Data provided =
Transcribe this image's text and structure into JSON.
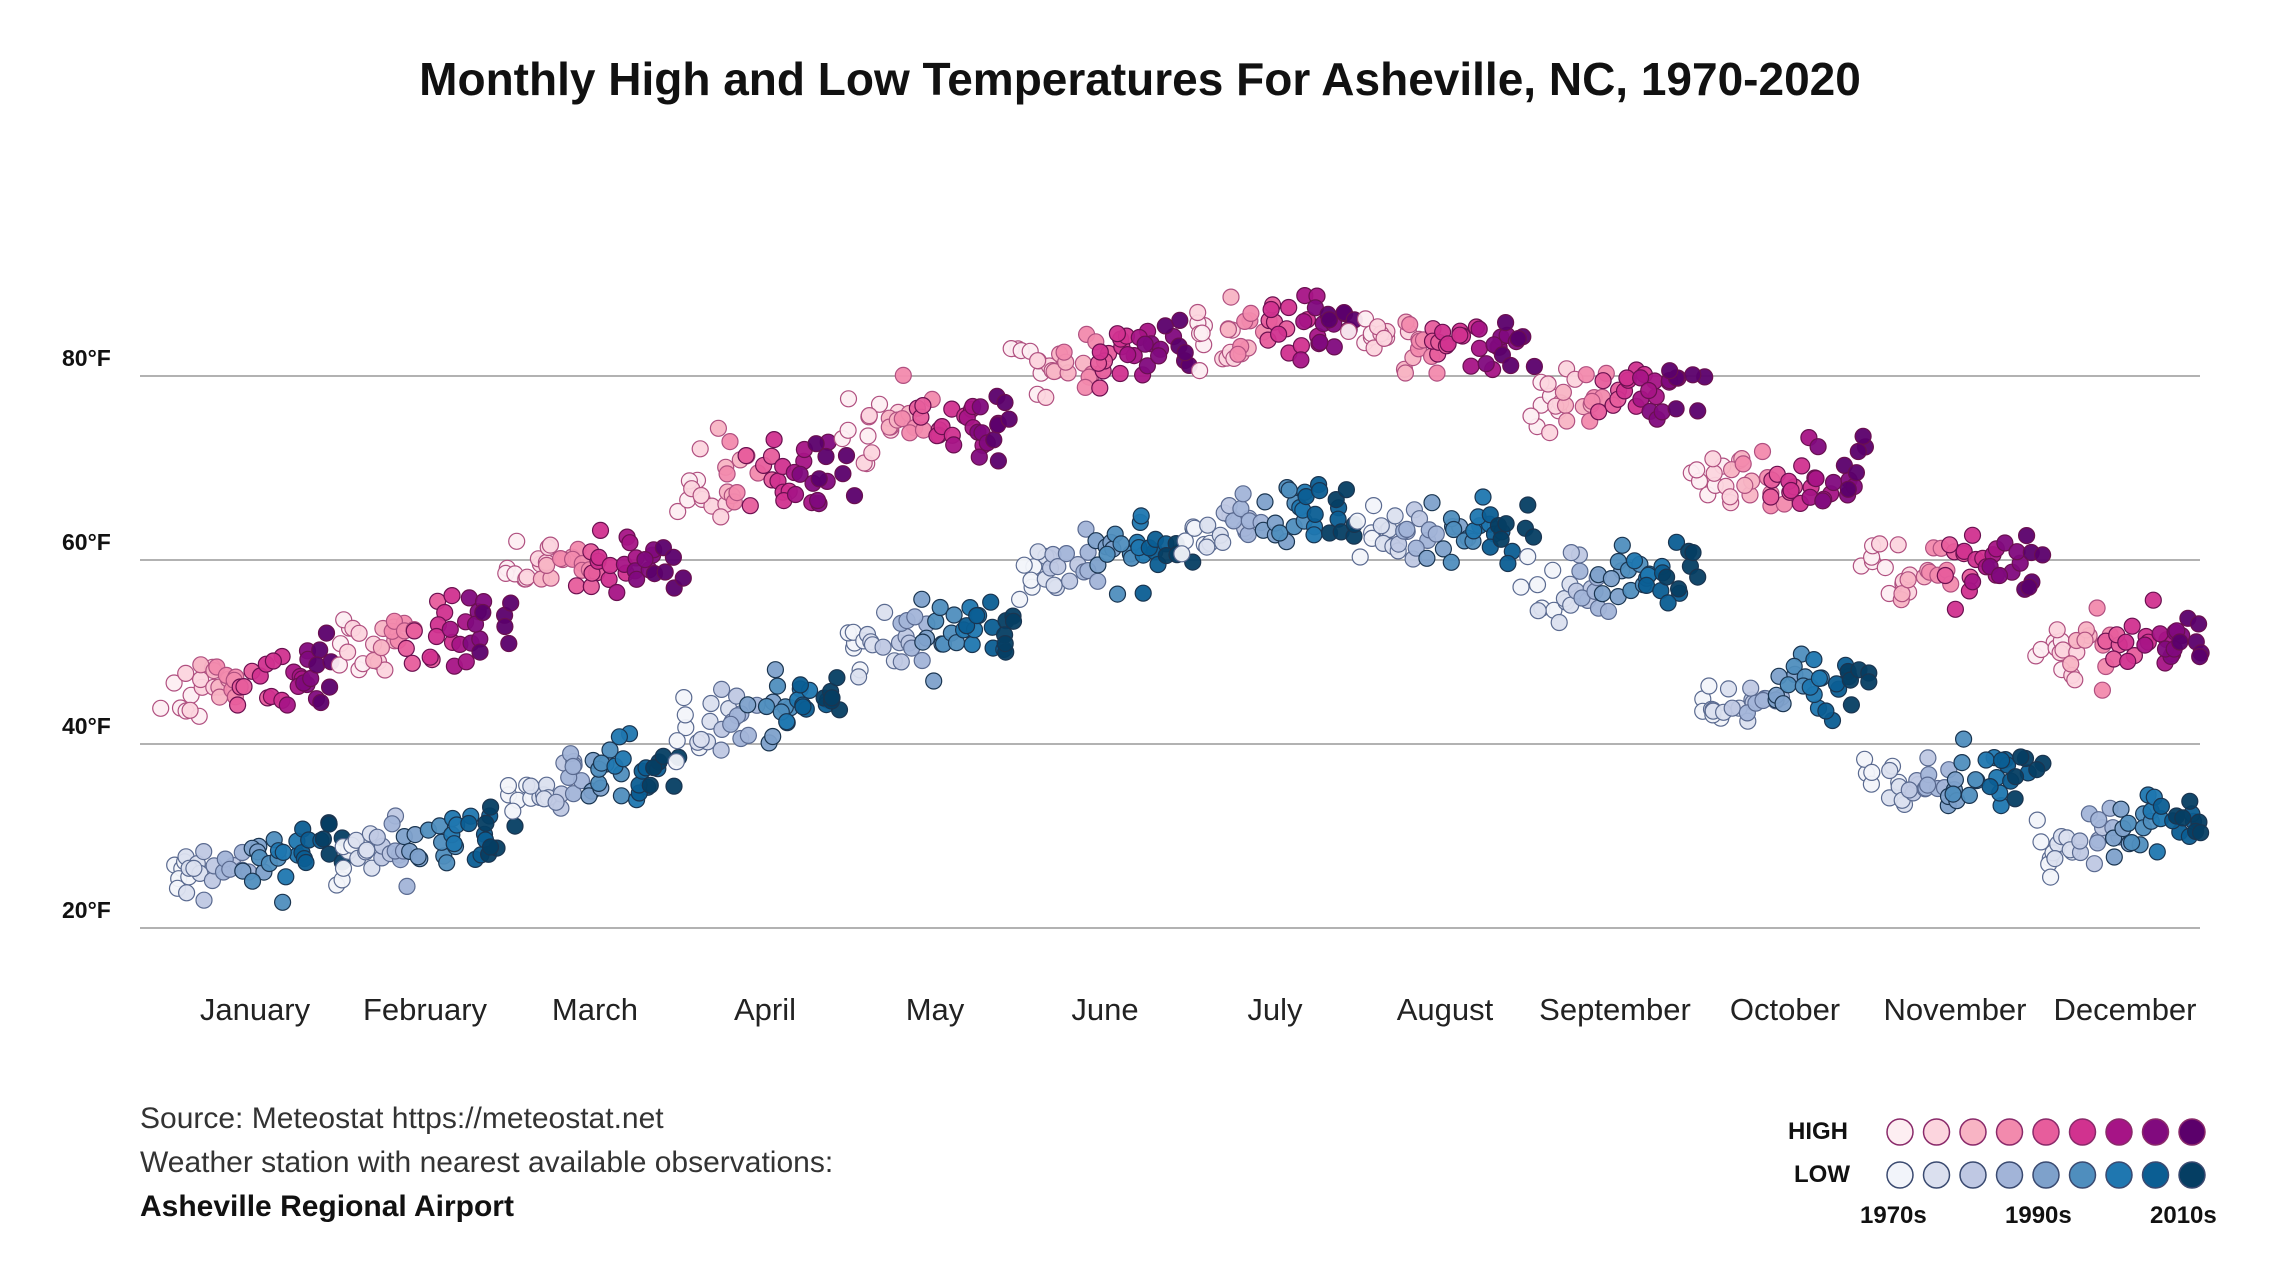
{
  "chart_data": {
    "type": "scatter",
    "title": "Monthly High and Low Temperatures For Asheville, NC, 1970-2020",
    "xlabel": "",
    "ylabel": "",
    "categories": [
      "January",
      "February",
      "March",
      "April",
      "May",
      "June",
      "July",
      "August",
      "September",
      "October",
      "November",
      "December"
    ],
    "y_ticks": [
      {
        "value": 20,
        "label": "20°F"
      },
      {
        "value": 40,
        "label": "40°F"
      },
      {
        "value": 60,
        "label": "60°F"
      },
      {
        "value": 80,
        "label": "80°F"
      }
    ],
    "ylim": [
      14,
      96
    ],
    "grid": true,
    "years": [
      1970,
      2020
    ],
    "high_trend": [
      {
        "month": "January",
        "start": 46,
        "end": 48
      },
      {
        "month": "February",
        "start": 50,
        "end": 53
      },
      {
        "month": "March",
        "start": 59,
        "end": 60
      },
      {
        "month": "April",
        "start": 69,
        "end": 69
      },
      {
        "month": "May",
        "start": 75,
        "end": 75
      },
      {
        "month": "June",
        "start": 81,
        "end": 83
      },
      {
        "month": "July",
        "start": 84,
        "end": 86
      },
      {
        "month": "August",
        "start": 83,
        "end": 84
      },
      {
        "month": "September",
        "start": 77,
        "end": 79
      },
      {
        "month": "October",
        "start": 68,
        "end": 70
      },
      {
        "month": "November",
        "start": 59,
        "end": 59
      },
      {
        "month": "December",
        "start": 50,
        "end": 52
      }
    ],
    "low_trend": [
      {
        "month": "January",
        "start": 25,
        "end": 29
      },
      {
        "month": "February",
        "start": 27,
        "end": 31
      },
      {
        "month": "March",
        "start": 34,
        "end": 38
      },
      {
        "month": "April",
        "start": 42,
        "end": 45
      },
      {
        "month": "May",
        "start": 50,
        "end": 54
      },
      {
        "month": "June",
        "start": 58,
        "end": 62
      },
      {
        "month": "July",
        "start": 63,
        "end": 66
      },
      {
        "month": "August",
        "start": 62,
        "end": 64
      },
      {
        "month": "September",
        "start": 56,
        "end": 59
      },
      {
        "month": "October",
        "start": 43,
        "end": 47
      },
      {
        "month": "November",
        "start": 35,
        "end": 36
      },
      {
        "month": "December",
        "start": 29,
        "end": 32
      }
    ]
  },
  "source": {
    "line1": "Source: Meteostat https://meteostat.net",
    "line2": "Weather station with nearest available observations:",
    "line3": "Asheville Regional Airport"
  },
  "legend": {
    "high_label": "HIGH",
    "low_label": "LOW",
    "decades": [
      "1970s",
      "1990s",
      "2010s"
    ],
    "high_colors": [
      "#fdeef2",
      "#fcd5de",
      "#f8b4c4",
      "#f28aad",
      "#e75d9c",
      "#d1328f",
      "#a61486",
      "#810a7e",
      "#5b006b"
    ],
    "low_colors": [
      "#f2f4fa",
      "#dbe0ef",
      "#bfc8e3",
      "#a2b4d8",
      "#7ea1cb",
      "#4f8ebe",
      "#1f77b0",
      "#0b5e93",
      "#053e63"
    ]
  }
}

Task instructions = Copy out all the entries exactly. Images stay out of the copy.

The solution =
Transcribe this image's text and structure into JSON.
{
  "chart_data": {
    "type": "scatter",
    "title": "Monthly High and Low Temperatures For Asheville, NC, 1970-2020",
    "xlabel": "",
    "ylabel": "",
    "categories": [
      "January",
      "February",
      "March",
      "April",
      "May",
      "June",
      "July",
      "August",
      "September",
      "October",
      "November",
      "December"
    ],
    "y_ticks": [
      {
        "value": 20,
        "label": "20°F"
      },
      {
        "value": 40,
        "label": "40°F"
      },
      {
        "value": 60,
        "label": "60°F"
      },
      {
        "value": 80,
        "label": "80°F"
      }
    ],
    "ylim": [
      14,
      96
    ],
    "grid": true,
    "years": [
      1970,
      2020
    ],
    "high_trend": [
      {
        "month": "January",
        "start": 46,
        "end": 48
      },
      {
        "month": "February",
        "start": 50,
        "end": 53
      },
      {
        "month": "March",
        "start": 59,
        "end": 60
      },
      {
        "month": "April",
        "start": 69,
        "end": 69
      },
      {
        "month": "May",
        "start": 75,
        "end": 75
      },
      {
        "month": "June",
        "start": 81,
        "end": 83
      },
      {
        "month": "July",
        "start": 84,
        "end": 86
      },
      {
        "month": "August",
        "start": 83,
        "end": 84
      },
      {
        "month": "September",
        "start": 77,
        "end": 79
      },
      {
        "month": "October",
        "start": 68,
        "end": 70
      },
      {
        "month": "November",
        "start": 59,
        "end": 59
      },
      {
        "month": "December",
        "start": 50,
        "end": 52
      }
    ],
    "low_trend": [
      {
        "month": "January",
        "start": 25,
        "end": 29
      },
      {
        "month": "February",
        "start": 27,
        "end": 31
      },
      {
        "month": "March",
        "start": 34,
        "end": 38
      },
      {
        "month": "April",
        "start": 42,
        "end": 45
      },
      {
        "month": "May",
        "start": 50,
        "end": 54
      },
      {
        "month": "June",
        "start": 58,
        "end": 62
      },
      {
        "month": "July",
        "start": 63,
        "end": 66
      },
      {
        "month": "August",
        "start": 62,
        "end": 64
      },
      {
        "month": "September",
        "start": 56,
        "end": 59
      },
      {
        "month": "October",
        "start": 43,
        "end": 47
      },
      {
        "month": "November",
        "start": 35,
        "end": 36
      },
      {
        "month": "December",
        "start": 29,
        "end": 32
      }
    ]
  },
  "source": {
    "line1": "Source: Meteostat https://meteostat.net",
    "line2": "Weather station with nearest available observations:",
    "line3": "Asheville Regional Airport"
  },
  "legend": {
    "high_label": "HIGH",
    "low_label": "LOW",
    "decades": [
      "1970s",
      "1990s",
      "2010s"
    ],
    "high_colors": [
      "#fdeef2",
      "#fcd5de",
      "#f8b4c4",
      "#f28aad",
      "#e75d9c",
      "#d1328f",
      "#a61486",
      "#810a7e",
      "#5b006b"
    ],
    "low_colors": [
      "#f2f4fa",
      "#dbe0ef",
      "#bfc8e3",
      "#a2b4d8",
      "#7ea1cb",
      "#4f8ebe",
      "#1f77b0",
      "#0b5e93",
      "#053e63"
    ]
  }
}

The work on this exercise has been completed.